What is expected: Repeat the part of the diary entries below from "There are things" to "weird about it..", word for word.

Text excerpt:
On monday, dinner at sakae with dear at tiong bahru.. lol.. he super bth mi tt day.. cos i dont know why i was talking non-stop.. even when i said i wanted to keep quiet.. i stil said alot of things before i shut up..

Today another usual day.. rh n wee said in another 2 mths, the same thing will repeat itself again.. tts the frequency of it happening in the past.. how? i asked myself this.. everytime i said its the last time i am going to let it happen.. but somehow its always not the case.. I am just wondering how mani last times.. they say i am veri soft hearted.. i have no choice but to agree..

I found myself asking why do i have a soft spot for him?
I dont go back when i said i wanted to let go.. but for him i did it..
There are things that i really cant accept, but for him i accept it..
This is so weird.. so weird..

Mayb this is wat u call love..
everything's so weird about it..
I just dont understand.. zzzz""

Saturday, March 25, 2006

I have been going thru emotional spells.. and right now when i am supposed to be slping... i just cant slp..

I dont know what am i gonna write.. but i feel so lost..

a quick update..
tuesday
went to paulaner with jr and spencer.. just some drinking and chilling out session.. hilarous.. the band was great.. yet.. i feel so down..
wednesday
to the balcony with spencer, rh n lucas.. ya.. drinking n chilling out session again.. feeling very down.. yet no one notices it..
thursday
to duxton blue with dillon, wee, rh, spencer, cindy, agnes, lucas, beng, his frenz.. feeling super down.. i just sat quietly there not interacting with anyone..
i broke down n spilled everything to him over the phone.. i told him wat i feel.. or rather part of it.. it was a terrible day.. we decided to talk things out on Sunday after his ops..

today.. (fri)
i had a quarrel with the boss.. n i tendered my resignation letter.. everyone was asking mi to stay.. but i find no future staying there..
i admit i was crying in office.. not bcos of work.. but i feel helpless n lost..
like wat i told cs.. i realli feel so contradicting.. on one hand, i feel like giving up.. but on the other hand, i just cant bear to let it go..

Stored data:
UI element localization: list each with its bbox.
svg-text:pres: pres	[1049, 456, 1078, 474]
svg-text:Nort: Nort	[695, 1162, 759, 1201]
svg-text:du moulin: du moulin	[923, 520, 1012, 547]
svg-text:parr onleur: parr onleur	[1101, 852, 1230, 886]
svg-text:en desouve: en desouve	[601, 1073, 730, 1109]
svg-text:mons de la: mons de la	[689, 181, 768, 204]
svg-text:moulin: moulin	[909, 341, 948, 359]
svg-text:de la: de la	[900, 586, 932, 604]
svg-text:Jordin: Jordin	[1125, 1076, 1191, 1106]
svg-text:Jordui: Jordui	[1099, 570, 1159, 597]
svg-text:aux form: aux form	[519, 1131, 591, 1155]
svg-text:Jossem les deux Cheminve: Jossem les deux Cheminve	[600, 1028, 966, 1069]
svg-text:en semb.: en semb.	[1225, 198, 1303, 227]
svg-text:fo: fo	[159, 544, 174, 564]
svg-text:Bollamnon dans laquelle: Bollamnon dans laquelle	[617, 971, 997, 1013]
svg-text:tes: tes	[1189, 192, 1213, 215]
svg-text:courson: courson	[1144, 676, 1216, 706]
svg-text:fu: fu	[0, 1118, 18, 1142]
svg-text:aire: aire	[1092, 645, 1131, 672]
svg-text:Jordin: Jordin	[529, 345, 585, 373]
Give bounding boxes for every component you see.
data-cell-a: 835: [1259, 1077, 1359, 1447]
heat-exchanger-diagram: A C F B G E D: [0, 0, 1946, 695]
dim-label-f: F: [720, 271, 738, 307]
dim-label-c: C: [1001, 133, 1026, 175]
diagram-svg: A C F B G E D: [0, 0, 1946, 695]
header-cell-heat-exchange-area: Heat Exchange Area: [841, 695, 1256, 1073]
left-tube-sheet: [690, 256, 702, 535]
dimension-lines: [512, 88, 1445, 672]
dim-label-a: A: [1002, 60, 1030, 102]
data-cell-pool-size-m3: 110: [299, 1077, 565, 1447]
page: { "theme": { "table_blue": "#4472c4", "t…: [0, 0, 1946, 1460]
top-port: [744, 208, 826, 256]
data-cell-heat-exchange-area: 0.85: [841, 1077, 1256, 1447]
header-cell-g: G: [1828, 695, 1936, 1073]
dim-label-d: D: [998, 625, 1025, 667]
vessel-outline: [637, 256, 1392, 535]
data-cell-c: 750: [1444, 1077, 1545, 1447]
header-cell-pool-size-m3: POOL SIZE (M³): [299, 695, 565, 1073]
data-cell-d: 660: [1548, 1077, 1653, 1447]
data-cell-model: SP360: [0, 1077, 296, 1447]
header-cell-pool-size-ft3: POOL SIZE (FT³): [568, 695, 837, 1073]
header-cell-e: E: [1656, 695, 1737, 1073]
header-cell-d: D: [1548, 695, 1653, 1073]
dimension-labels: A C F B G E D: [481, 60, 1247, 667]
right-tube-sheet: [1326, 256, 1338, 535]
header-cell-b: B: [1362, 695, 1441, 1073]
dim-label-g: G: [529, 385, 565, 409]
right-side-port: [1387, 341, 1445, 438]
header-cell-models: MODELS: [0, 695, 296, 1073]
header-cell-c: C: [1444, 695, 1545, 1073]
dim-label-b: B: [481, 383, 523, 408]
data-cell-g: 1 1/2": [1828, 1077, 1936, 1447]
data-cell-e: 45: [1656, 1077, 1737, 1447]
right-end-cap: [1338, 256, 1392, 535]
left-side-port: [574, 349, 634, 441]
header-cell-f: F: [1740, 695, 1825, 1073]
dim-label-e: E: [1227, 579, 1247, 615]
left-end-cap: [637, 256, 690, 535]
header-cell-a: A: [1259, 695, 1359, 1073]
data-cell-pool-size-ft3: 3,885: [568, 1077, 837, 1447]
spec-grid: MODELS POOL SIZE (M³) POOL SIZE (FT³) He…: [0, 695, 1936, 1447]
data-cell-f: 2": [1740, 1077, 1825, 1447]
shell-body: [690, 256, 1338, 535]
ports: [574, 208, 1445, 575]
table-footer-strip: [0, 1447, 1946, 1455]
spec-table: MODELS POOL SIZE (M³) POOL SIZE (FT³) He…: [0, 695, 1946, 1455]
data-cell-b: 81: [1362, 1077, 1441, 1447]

Response area:
There are things that i really cant accept, but for him i accept it..
This is so weird.. so weird..

Mayb this is wat u call love..
everything's so weird about it..